Task prompt: The records below are made of lines; count those holding the word "country" and give the number only.

Records provided:

:::

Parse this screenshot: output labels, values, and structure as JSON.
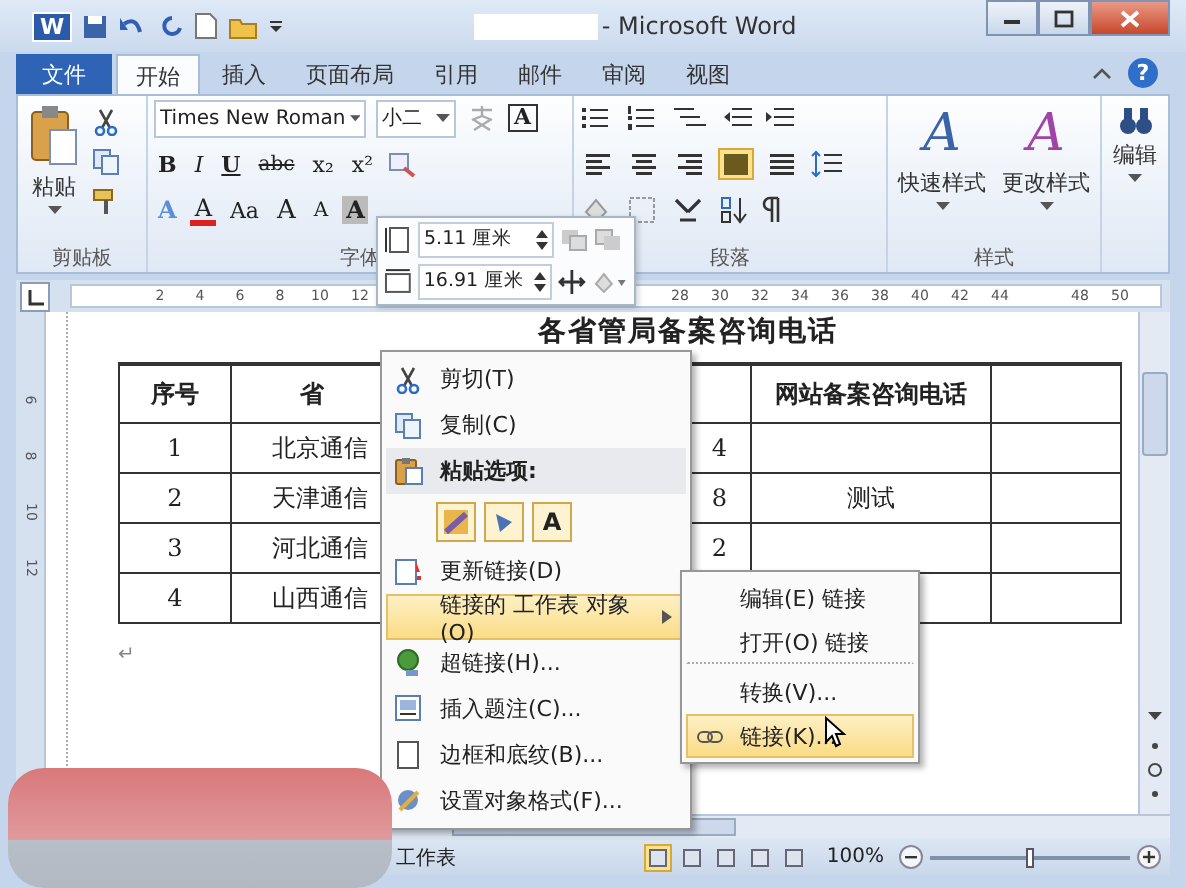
{
  "window": {
    "logo_letter": "W",
    "title": "- Microsoft Word"
  },
  "tabs": [
    {
      "label": "文件",
      "kind": "file",
      "selected": false
    },
    {
      "label": "开始",
      "kind": "tab",
      "selected": true
    },
    {
      "label": "插入",
      "kind": "tab",
      "selected": false
    },
    {
      "label": "页面布局",
      "kind": "tab",
      "selected": false
    },
    {
      "label": "引用",
      "kind": "tab",
      "selected": false
    },
    {
      "label": "邮件",
      "kind": "tab",
      "selected": false
    },
    {
      "label": "审阅",
      "kind": "tab",
      "selected": false
    },
    {
      "label": "视图",
      "kind": "tab",
      "selected": false
    }
  ],
  "help": "?",
  "ribbon": {
    "clipboard": {
      "paste_label": "粘贴",
      "group_label": "剪贴板"
    },
    "font": {
      "font_name": "Times New Roman",
      "font_size": "小二",
      "border_button": "A",
      "format_buttons": [
        {
          "label": "B",
          "kind": "bold"
        },
        {
          "label": "I",
          "kind": "italic"
        },
        {
          "label": "U",
          "kind": "underline"
        },
        {
          "label": "abc",
          "kind": "strike"
        },
        {
          "label": "x₂",
          "kind": "sub"
        },
        {
          "label": "x²",
          "kind": "sup"
        }
      ],
      "effect_buttons": [
        {
          "label": "A",
          "kind": "text-effect"
        },
        {
          "label": "A",
          "kind": "font-color"
        },
        {
          "label": "Aa",
          "kind": "case"
        },
        {
          "label": "A",
          "kind": "grow"
        },
        {
          "label": "A",
          "kind": "shrink"
        },
        {
          "label": "A",
          "kind": "shading"
        }
      ],
      "group_label": "字体"
    },
    "paragraph": {
      "alignments": [
        {
          "kind": "left",
          "selected": false
        },
        {
          "kind": "center",
          "selected": false
        },
        {
          "kind": "right",
          "selected": false
        },
        {
          "kind": "justify",
          "selected": true
        },
        {
          "kind": "distributed",
          "selected": false
        }
      ],
      "group_label": "段落"
    },
    "styles": {
      "buttons": [
        {
          "label": "快速样式",
          "glyph": "A"
        },
        {
          "label": "更改样式",
          "glyph": "A"
        }
      ],
      "group_label": "样式"
    },
    "editing": {
      "label": "编辑"
    }
  },
  "mini_toolbar": {
    "height": "5.11 厘米",
    "width": "16.91 厘米"
  },
  "ruler": {
    "ticks": [
      "2",
      "4",
      "6",
      "8",
      "10",
      "12",
      "28",
      "30",
      "32",
      "34",
      "36",
      "38",
      "40",
      "42",
      "44",
      "48",
      "50"
    ],
    "vertical_ticks": [
      "6",
      "8",
      "10",
      "12"
    ]
  },
  "document": {
    "title": "各省管局备案咨询电话",
    "table": {
      "headings": {
        "column_1": "序号",
        "column_2": "省",
        "column_4": "网站备案咨询电话"
      },
      "rows": [
        {
          "column_1": "1",
          "column_2": "北京通信",
          "column_3": "4"
        },
        {
          "column_1": "2",
          "column_2": "天津通信",
          "column_3": "8",
          "column_4": "测试"
        },
        {
          "column_1": "3",
          "column_2": "河北通信",
          "column_3": "2"
        },
        {
          "column_1": "4",
          "column_2": "山西通信"
        }
      ]
    },
    "paragraph_mark": "↵"
  },
  "context_menu": {
    "items": [
      {
        "kind": "command",
        "label": "剪切(T)",
        "selected": false
      },
      {
        "kind": "command",
        "label": "复制(C)",
        "selected": false
      },
      {
        "kind": "header",
        "label": "粘贴选项:",
        "selected": false
      },
      {
        "kind": "paste-options",
        "selected": false
      },
      {
        "kind": "command",
        "label": "更新链接(D)",
        "selected": false
      },
      {
        "kind": "submenu",
        "label": "链接的 工作表 对象(O)",
        "selected": true
      },
      {
        "kind": "command",
        "label": "超链接(H)...",
        "selected": false
      },
      {
        "kind": "command",
        "label": "插入题注(C)...",
        "selected": false
      },
      {
        "kind": "command",
        "label": "边框和底纹(B)...",
        "selected": false
      },
      {
        "kind": "command",
        "label": "设置对象格式(F)...",
        "selected": false
      }
    ],
    "paste_options": [
      {
        "kind": "keep-formatting"
      },
      {
        "kind": "merge-formatting"
      },
      {
        "kind": "text-only",
        "label": "A"
      }
    ],
    "submenu": [
      {
        "label": "编辑(E) 链接",
        "selected": false,
        "separator_after": false
      },
      {
        "label": "打开(O) 链接",
        "selected": false,
        "separator_after": true
      },
      {
        "label": "转换(V)...",
        "selected": false,
        "separator_after": false
      },
      {
        "label": "链接(K)...",
        "selected": true,
        "separator_after": false
      }
    ]
  },
  "status_bar": {
    "sheet_label": "工作表",
    "views": [
      {
        "selected": true
      },
      {
        "selected": false
      },
      {
        "selected": false
      },
      {
        "selected": false
      },
      {
        "selected": false
      }
    ],
    "zoom": {
      "label": "100%",
      "level": 0.5
    }
  }
}
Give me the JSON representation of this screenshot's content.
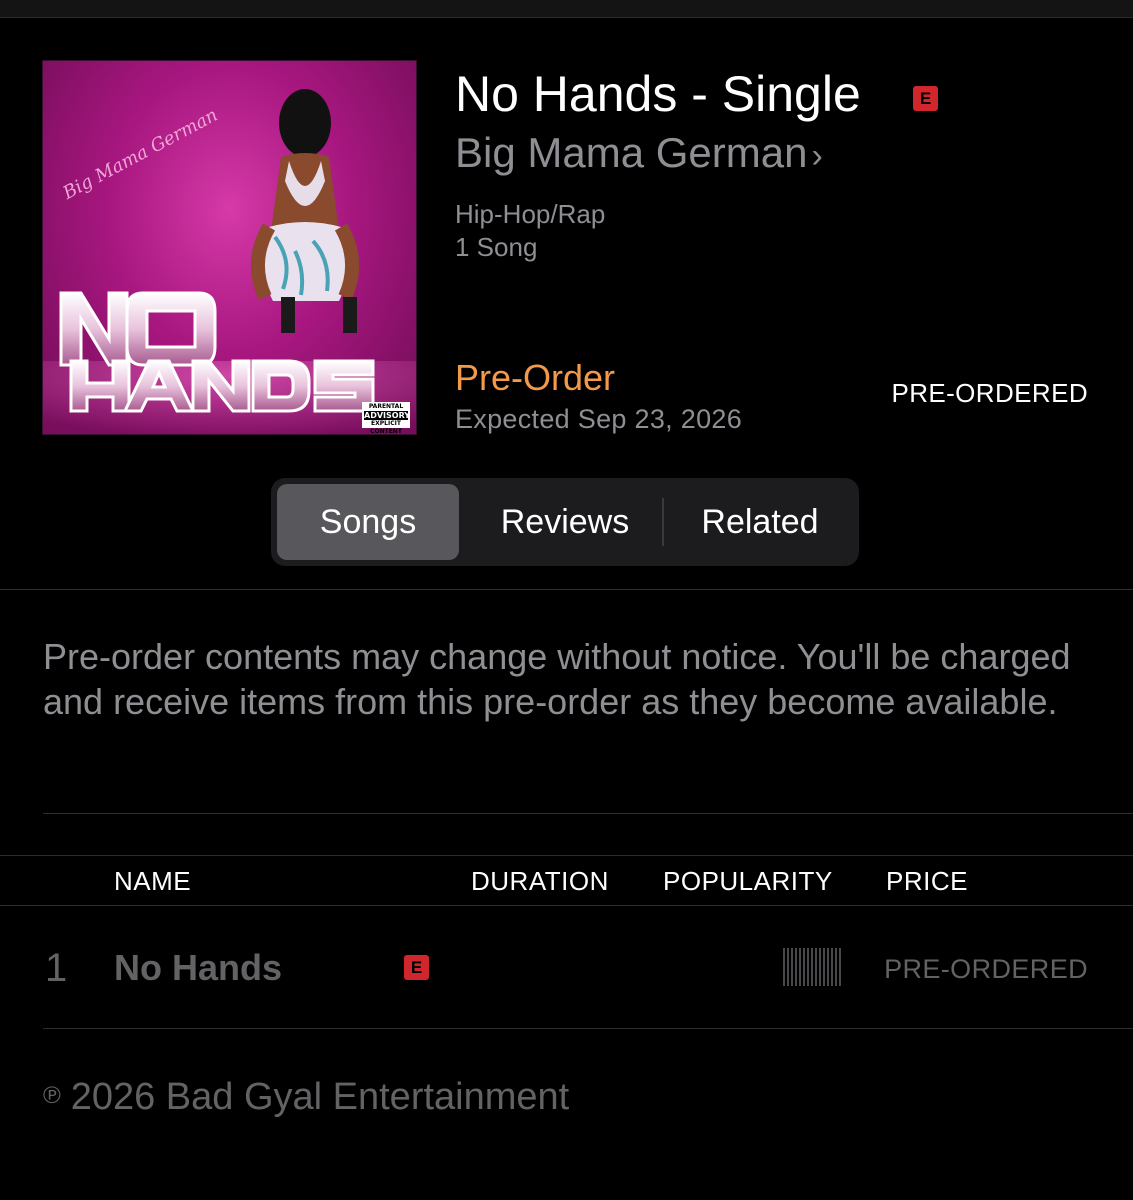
{
  "album": {
    "title": "No Hands - Single",
    "explicit_badge": "E",
    "artist": "Big Mama German",
    "artist_chevron": "›",
    "genre": "Hip-Hop/Rap",
    "song_count": "1 Song",
    "preorder_label": "Pre-Order",
    "expected": "Expected Sep 23, 2026",
    "status": "PRE-ORDERED",
    "artwork": {
      "script_text": "Big Mama German",
      "title_line1": "NO",
      "title_line2": "HANDS",
      "advisory_top": "PARENTAL",
      "advisory_main": "ADVISORY",
      "advisory_bottom": "EXPLICIT CONTENT"
    }
  },
  "tabs": {
    "songs": "Songs",
    "reviews": "Reviews",
    "related": "Related",
    "active": "Songs"
  },
  "notice": "Pre-order contents may change without notice. You'll be charged and receive items from this pre-order as they become available.",
  "table": {
    "headers": {
      "name": "NAME",
      "duration": "DURATION",
      "popularity": "POPULARITY",
      "price": "PRICE"
    },
    "rows": [
      {
        "number": "1",
        "name": "No Hands",
        "explicit": "E",
        "duration": "",
        "price": "PRE-ORDERED"
      }
    ]
  },
  "copyright": {
    "symbol": "℗",
    "text": "2026 Bad Gyal Entertainment"
  },
  "colors": {
    "background": "#000000",
    "accent_orange": "#f2994a",
    "secondary_text": "#8e8e93",
    "explicit_red": "#d1262c",
    "segment_active": "#58585c"
  }
}
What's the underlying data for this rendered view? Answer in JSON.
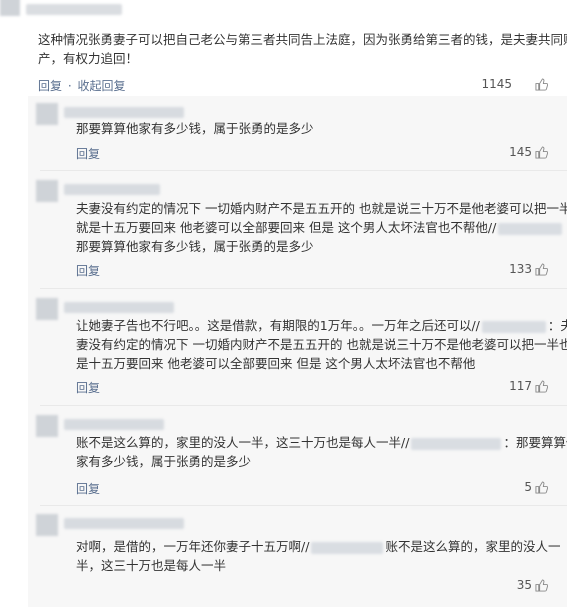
{
  "comment_main": {
    "text_lines": [
      "这种情况张勇妻子可以把自己老公与第三者共同告上法庭，因为张勇给第三者的钱，是夫妻共同财",
      "产，有权力追回！"
    ],
    "actions": {
      "reply": "回复",
      "separator": "·",
      "collapse": "收起回复"
    },
    "likes": "1145"
  },
  "replies": [
    {
      "lines": [
        "那要算算他家有多少钱，属于张勇的是多少"
      ],
      "reply_label": "回复",
      "likes": "145"
    },
    {
      "lines": [
        "夫妻没有约定的情况下 一切婚内财产不是五五开的 也就是说三十万不是他老婆可以把一半也",
        "就是十五万要回来 他老婆可以全部要回来 但是 这个男人太坏法官也不帮他//",
        "那要算算他家有多少钱，属于张勇的是多少"
      ],
      "reply_label": "回复",
      "likes": "133"
    },
    {
      "lines": [
        "让她妻子告也不行吧。。这是借款，有期限的1万年。。一万年之后还可以//",
        "：夫",
        "妻没有约定的情况下 一切婚内财产不是五五开的 也就是说三十万不是他老婆可以把一半也就",
        "是十五万要回来 他老婆可以全部要回来 但是 这个男人太坏法官也不帮他"
      ],
      "reply_label": "回复",
      "likes": "117"
    },
    {
      "lines": [
        "账不是这么算的，家里的没人一半，这三十万也是每人一半//",
        "：那要算算他",
        "家有多少钱，属于张勇的是多少"
      ],
      "reply_label": "回复",
      "likes": "5"
    },
    {
      "lines": [
        "对啊，是借的，一万年还你妻子十五万啊//",
        "账不是这么算的，家里的没人一",
        "半，这三十万也是每人一半"
      ],
      "reply_label": "回复",
      "likes": "35"
    }
  ],
  "colors": {
    "link": "#5a6f8f",
    "text": "#333333",
    "panel": "#f7f7f7"
  },
  "icons": [
    "thumb-up-icon"
  ]
}
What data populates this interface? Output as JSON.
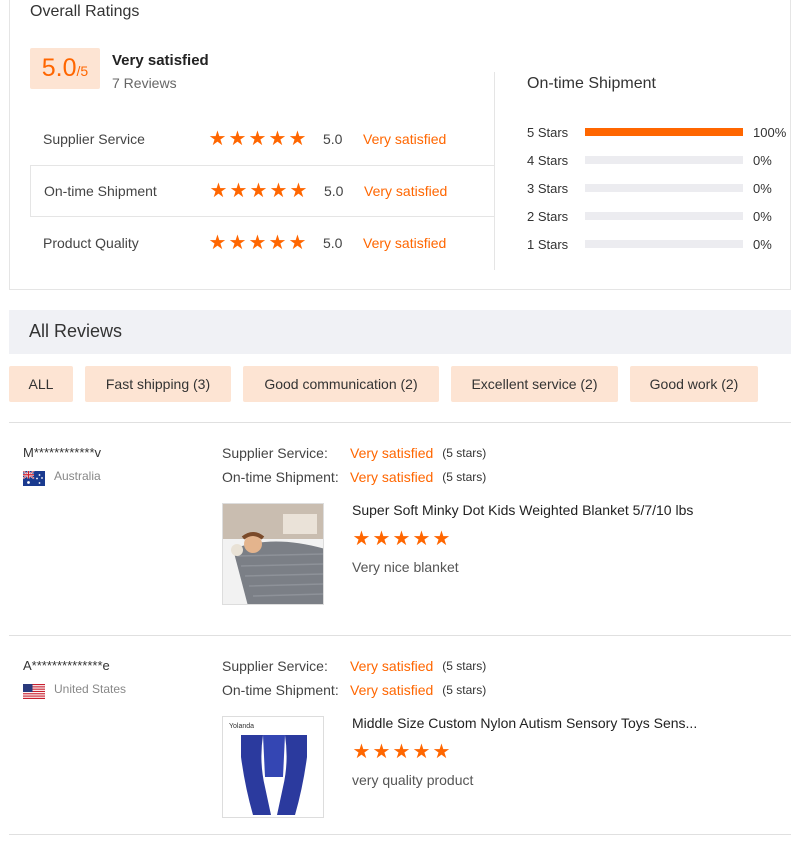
{
  "overall": {
    "title": "Overall Ratings",
    "score": "5.0",
    "score_max": "/5",
    "score_label": "Very satisfied",
    "reviews_count": "7 Reviews",
    "metrics": [
      {
        "name": "Supplier Service",
        "score": "5.0",
        "text": "Very satisfied",
        "stars": 5
      },
      {
        "name": "On-time Shipment",
        "score": "5.0",
        "text": "Very satisfied",
        "stars": 5
      },
      {
        "name": "Product Quality",
        "score": "5.0",
        "text": "Very satisfied",
        "stars": 5
      }
    ]
  },
  "shipment": {
    "title": "On-time Shipment",
    "rows": [
      {
        "label": "5 Stars",
        "percent_text": "100%",
        "fraction": 1.0
      },
      {
        "label": "4 Stars",
        "percent_text": "0%",
        "fraction": 0
      },
      {
        "label": "3 Stars",
        "percent_text": "0%",
        "fraction": 0
      },
      {
        "label": "2 Stars",
        "percent_text": "0%",
        "fraction": 0
      },
      {
        "label": "1 Stars",
        "percent_text": "0%",
        "fraction": 0
      }
    ]
  },
  "all_reviews": {
    "title": "All Reviews",
    "filters": [
      "ALL",
      "Fast shipping (3)",
      "Good communication (2)",
      "Excellent service (2)",
      "Good work (2)"
    ]
  },
  "reviews": [
    {
      "reviewer": "M************v",
      "country": "Australia",
      "flag_icon": "australia-flag-icon",
      "supplier_service_label": "Supplier Service:",
      "supplier_service_value": "Very satisfied",
      "supplier_service_note": "(5 stars)",
      "shipment_label": "On-time Shipment:",
      "shipment_value": "Very satisfied",
      "shipment_note": "(5 stars)",
      "product_title": "Super Soft Minky Dot Kids Weighted Blanket 5/7/10 lbs",
      "product_stars": 5,
      "comment": "Very nice blanket"
    },
    {
      "reviewer": "A**************e",
      "country": "United States",
      "flag_icon": "united-states-flag-icon",
      "supplier_service_label": "Supplier Service:",
      "supplier_service_value": "Very satisfied",
      "supplier_service_note": "(5 stars)",
      "shipment_label": "On-time Shipment:",
      "shipment_value": "Very satisfied",
      "shipment_note": "(5 stars)",
      "product_title": "Middle Size Custom Nylon Autism Sensory Toys Sens...",
      "product_image_text": "Yolanda",
      "product_stars": 5,
      "comment": "very quality product"
    }
  ],
  "colors": {
    "accent": "#ff6600",
    "accent_light": "#fde4d3",
    "bar_track": "#ececf0",
    "header_bg": "#f0f1f5"
  }
}
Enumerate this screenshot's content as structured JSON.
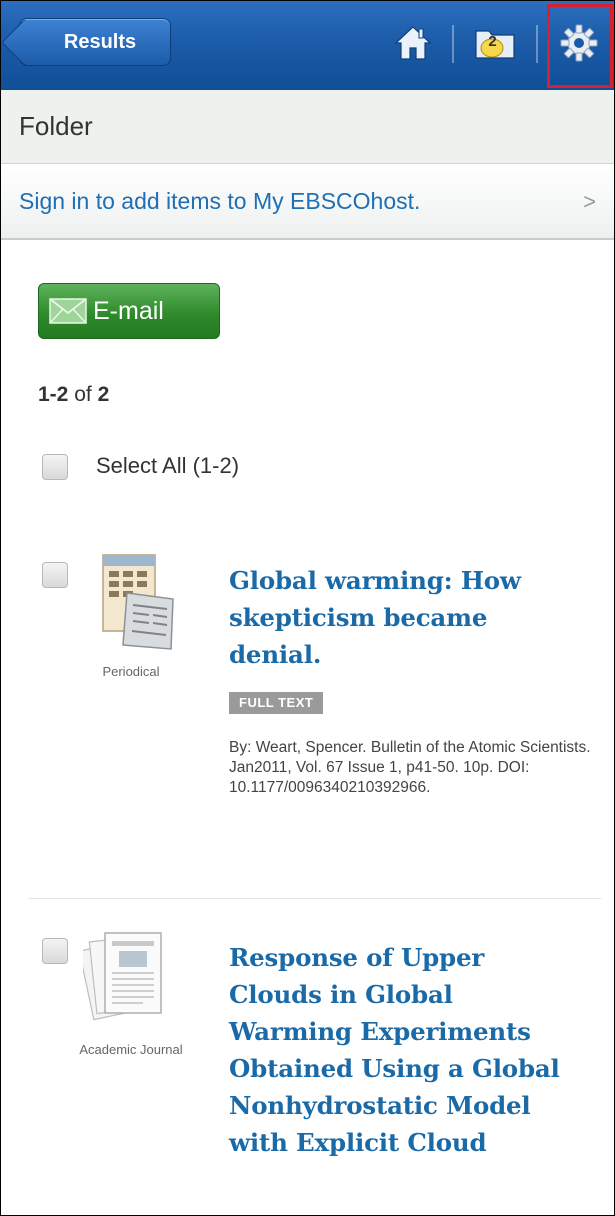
{
  "nav": {
    "back_label": "Results",
    "folder_count": "2"
  },
  "folder_header": {
    "title": "Folder"
  },
  "signin": {
    "text": "Sign in to add items to My EBSCOhost.",
    "chevron": ">"
  },
  "actions": {
    "email_label": "E-mail"
  },
  "pagination": {
    "range": "1-2",
    "of": "of",
    "total": "2"
  },
  "select_all": {
    "label": "Select All (1-2)"
  },
  "records": [
    {
      "type": "Periodical",
      "title": "Global warming: How skepticism became denial.",
      "badge": "FULL TEXT",
      "citation": "By: Weart, Spencer. Bulletin of the Atomic Scientists. Jan2011, Vol. 67 Issue 1, p41-50. 10p. DOI: 10.1177/0096340210392966."
    },
    {
      "type": "Academic Journal",
      "title": "Response of Upper Clouds in Global Warming Experiments Obtained Using a Global Nonhydrostatic Model with Explicit Cloud"
    }
  ],
  "colors": {
    "nav_blue": "#1a5aa6",
    "link_blue": "#1b6aa8",
    "email_green": "#2f8b2c",
    "badge_gray": "#9a9a9a",
    "highlight_red": "#d9202e"
  },
  "icons": [
    "home-icon",
    "folder-icon",
    "gear-icon",
    "envelope-icon",
    "periodical-icon",
    "journal-icon"
  ]
}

:::

Correct output: 2